Given instruction » Can the data below be set down again exactly, line for line?

Dataset »
——————————

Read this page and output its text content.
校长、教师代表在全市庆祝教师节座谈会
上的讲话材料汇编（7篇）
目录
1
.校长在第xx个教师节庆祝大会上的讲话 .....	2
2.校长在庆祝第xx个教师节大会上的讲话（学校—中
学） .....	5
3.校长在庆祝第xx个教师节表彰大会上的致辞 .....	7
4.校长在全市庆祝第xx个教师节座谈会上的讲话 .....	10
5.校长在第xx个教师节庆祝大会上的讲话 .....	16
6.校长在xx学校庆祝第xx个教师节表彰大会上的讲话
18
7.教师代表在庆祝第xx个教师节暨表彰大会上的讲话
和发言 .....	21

——————————

Written response »
Read this page and output its text content.
校长、教师代表在全市庆祝教师节座谈会
上的讲话材料汇编（7篇）
目录
1
.校长在第xx个教师节庆祝大会上的讲话 .....	2
2.校长在庆祝第xx个教师节大会上的讲话（学校—中
学） .....	5
3.校长在庆祝第xx个教师节表彰大会上的致辞 .....	7
4.校长在全市庆祝第xx个教师节座谈会上的讲话 .....	10
5.校长在第xx个教师节庆祝大会上的讲话 .....	16
6.校长在xx学校庆祝第xx个教师节表彰大会上的讲话
18
7.教师代表在庆祝第xx个教师节暨表彰大会上的讲话
和发言 .....	21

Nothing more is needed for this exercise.